(Goal):
Copy each line that contains the string "오른쪽버튼".

(Items):
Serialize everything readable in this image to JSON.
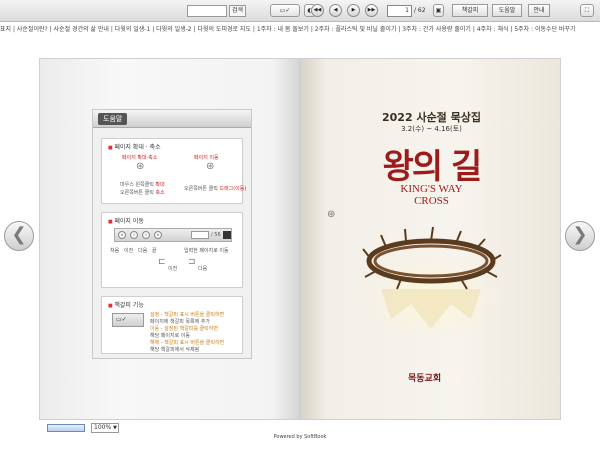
{
  "toolbar": {
    "search_placeholder": "",
    "search_button": "검색",
    "page_current": "1",
    "page_total": "/ 62",
    "bookmark_label": "책갈피",
    "help_label": "도움말",
    "guide_label": "안내"
  },
  "toc": {
    "items": [
      "표지",
      "사순절이란?",
      "사순절 경건의 삶 안내",
      "다윗의 일생-1",
      "다윗의 일생-2",
      "다윗의 도피경로 지도",
      "1주차 : 내 몸 돌보기",
      "2주차 : 플라스틱 및 비닐 줄이기",
      "3주차 : 간가 사용량 줄이기",
      "4주차 : 채식",
      "5주차 : 이동수단 바꾸기"
    ]
  },
  "help": {
    "title": "도움말",
    "section1": {
      "title": "페이지 확대 · 축소",
      "left_label": "페이지 확대·축소",
      "right_label": "페이지 이동",
      "note_left_a": "마우스 왼쪽클릭",
      "note_left_a_red": "확대",
      "note_left_b": "오른쪽버튼 클릭",
      "note_left_b_red": "축소",
      "note_right": "오른쪽버튼 클릭",
      "note_right_red": "드래그(이동)"
    },
    "section2": {
      "title": "페이지 이동",
      "page_sample": "56",
      "labels": [
        "처음",
        "이전",
        "다음",
        "끝",
        "입력한 페이지로 이동"
      ],
      "prev": "이전",
      "next": "다음"
    },
    "section3": {
      "title": "책갈피 기능",
      "lines": [
        "설정 - 책갈피 표시 버튼을 클릭하면",
        "페이지에 책갈피 목록에 추가",
        "이동 - 설정된 책갈피를 클릭하면",
        "해당 페이지로 이동",
        "해제 - 책갈피 표시 버튼을 클릭하면",
        "해당 책갈피에서 삭제됨"
      ]
    }
  },
  "cover": {
    "title": "2022 사순절 묵상집",
    "date": "3.2(수) ~ 4.16(토)",
    "korean_title": "왕의 길",
    "english_line1": "KING'S WAY",
    "english_line2": "CROSS",
    "publisher": "목동교회"
  },
  "bottom": {
    "zoom": "100%",
    "powered": "Powered by SoftBook"
  },
  "colors": {
    "accent_red": "#9e1b1b",
    "toolbar_bg": "#dcdcdc"
  }
}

(Exercise solution):
      "note_left_b": "오른쪽버튼 클릭",
      "note_right": "오른쪽버튼 클릭",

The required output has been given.